_Exercise requirements:_ Transcribe every entry word for word, leaving out all images.

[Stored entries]
..............................

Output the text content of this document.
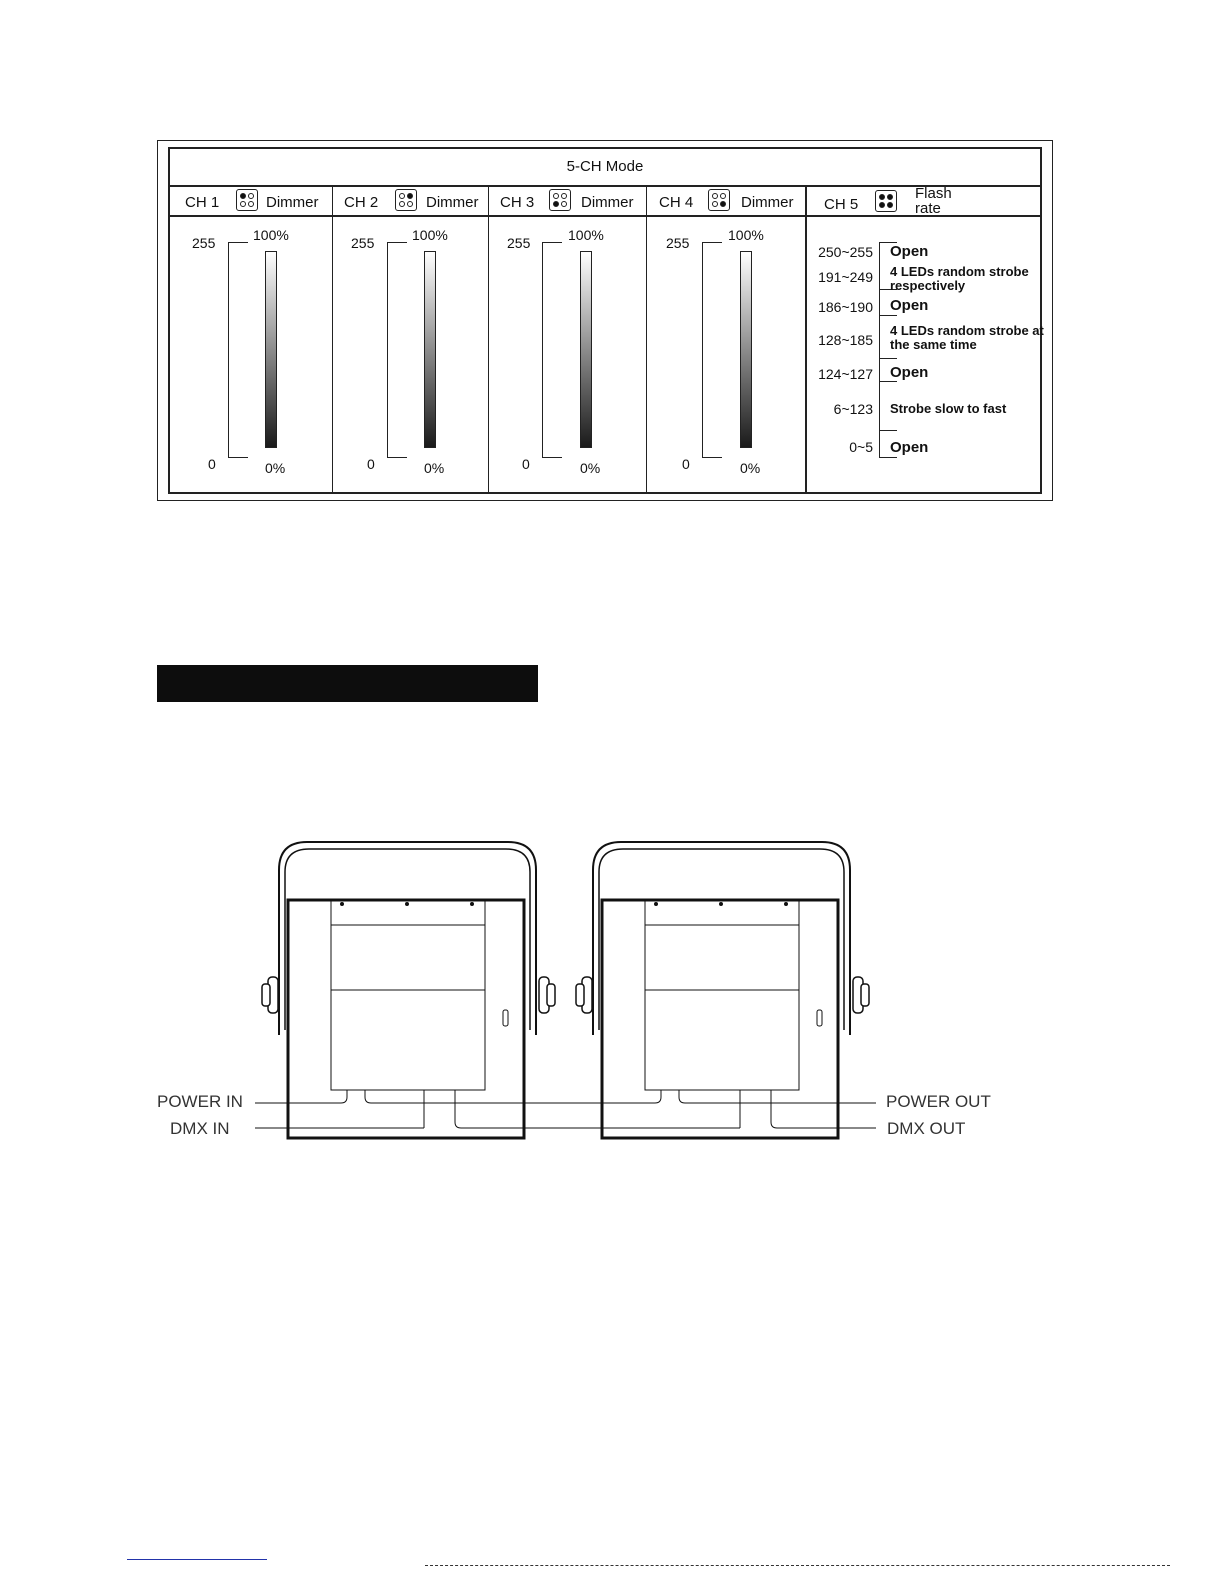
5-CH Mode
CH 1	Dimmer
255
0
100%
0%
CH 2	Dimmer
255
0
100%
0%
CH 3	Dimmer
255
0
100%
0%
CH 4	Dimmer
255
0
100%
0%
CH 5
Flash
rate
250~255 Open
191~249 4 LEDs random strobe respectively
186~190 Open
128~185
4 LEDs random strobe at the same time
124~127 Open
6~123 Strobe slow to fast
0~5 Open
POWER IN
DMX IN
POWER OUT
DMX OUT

..............................

_Solution to the problem:_
Output the text content of this document.
5-CH Mode
CH 1	Dimmer
255
0
100%
0%
CH 2	Dimmer
255
0
100%
0%
CH 3	Dimmer
255
0
100%
0%
CH 4	Dimmer
255
0
100%
0%
CH 5
Flash
rate
250~255 Open
191~249 4 LEDs random strobe respectively
186~190 Open
128~185
4 LEDs random strobe at the same time
124~127 Open
6~123 Strobe slow to fast
0~5 Open
POWER IN
DMX IN
POWER OUT
DMX OUT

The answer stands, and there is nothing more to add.